**Goal**
Set down all of the data exactly as it appears.

(Collection entries)
** begin **
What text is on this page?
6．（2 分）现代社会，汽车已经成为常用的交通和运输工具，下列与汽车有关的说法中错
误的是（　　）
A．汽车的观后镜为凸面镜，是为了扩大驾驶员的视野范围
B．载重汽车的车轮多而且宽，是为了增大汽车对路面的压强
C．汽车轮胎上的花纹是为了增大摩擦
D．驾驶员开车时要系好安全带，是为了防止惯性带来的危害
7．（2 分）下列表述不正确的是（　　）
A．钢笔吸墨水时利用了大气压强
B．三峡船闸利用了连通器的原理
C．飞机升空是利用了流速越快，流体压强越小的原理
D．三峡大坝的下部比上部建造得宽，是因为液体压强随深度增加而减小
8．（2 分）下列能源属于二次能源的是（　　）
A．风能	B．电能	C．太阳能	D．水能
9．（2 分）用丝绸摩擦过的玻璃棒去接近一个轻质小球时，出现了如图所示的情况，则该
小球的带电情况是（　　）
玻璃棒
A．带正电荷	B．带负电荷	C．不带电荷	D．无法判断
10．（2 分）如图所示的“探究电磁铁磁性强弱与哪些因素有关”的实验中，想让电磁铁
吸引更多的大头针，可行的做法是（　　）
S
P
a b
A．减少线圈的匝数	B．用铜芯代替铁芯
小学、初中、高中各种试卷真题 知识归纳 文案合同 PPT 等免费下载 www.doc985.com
** end **
**Exercise output**
What text is on this page?
6．（2 分）现代社会，汽车已经成为常用的交通和运输工具，下列与汽车有关的说法中错
误的是（　　）
A．汽车的观后镜为凸面镜，是为了扩大驾驶员的视野范围
B．载重汽车的车轮多而且宽，是为了增大汽车对路面的压强
C．汽车轮胎上的花纹是为了增大摩擦
D．驾驶员开车时要系好安全带，是为了防止惯性带来的危害
7．（2 分）下列表述不正确的是（　　）
A．钢笔吸墨水时利用了大气压强
B．三峡船闸利用了连通器的原理
C．飞机升空是利用了流速越快，流体压强越小的原理
D．三峡大坝的下部比上部建造得宽，是因为液体压强随深度增加而减小
8．（2 分）下列能源属于二次能源的是（　　）
A．风能	B．电能	C．太阳能	D．水能
9．（2 分）用丝绸摩擦过的玻璃棒去接近一个轻质小球时，出现了如图所示的情况，则该
小球的带电情况是（　　）
玻璃棒
A．带正电荷	B．带负电荷	C．不带电荷	D．无法判断
10．（2 分）如图所示的“探究电磁铁磁性强弱与哪些因素有关”的实验中，想让电磁铁
吸引更多的大头针，可行的做法是（　　）
S
P
a b
A．减少线圈的匝数	B．用铜芯代替铁芯
小学、初中、高中各种试卷真题 知识归纳 文案合同 PPT 等免费下载 www.doc985.com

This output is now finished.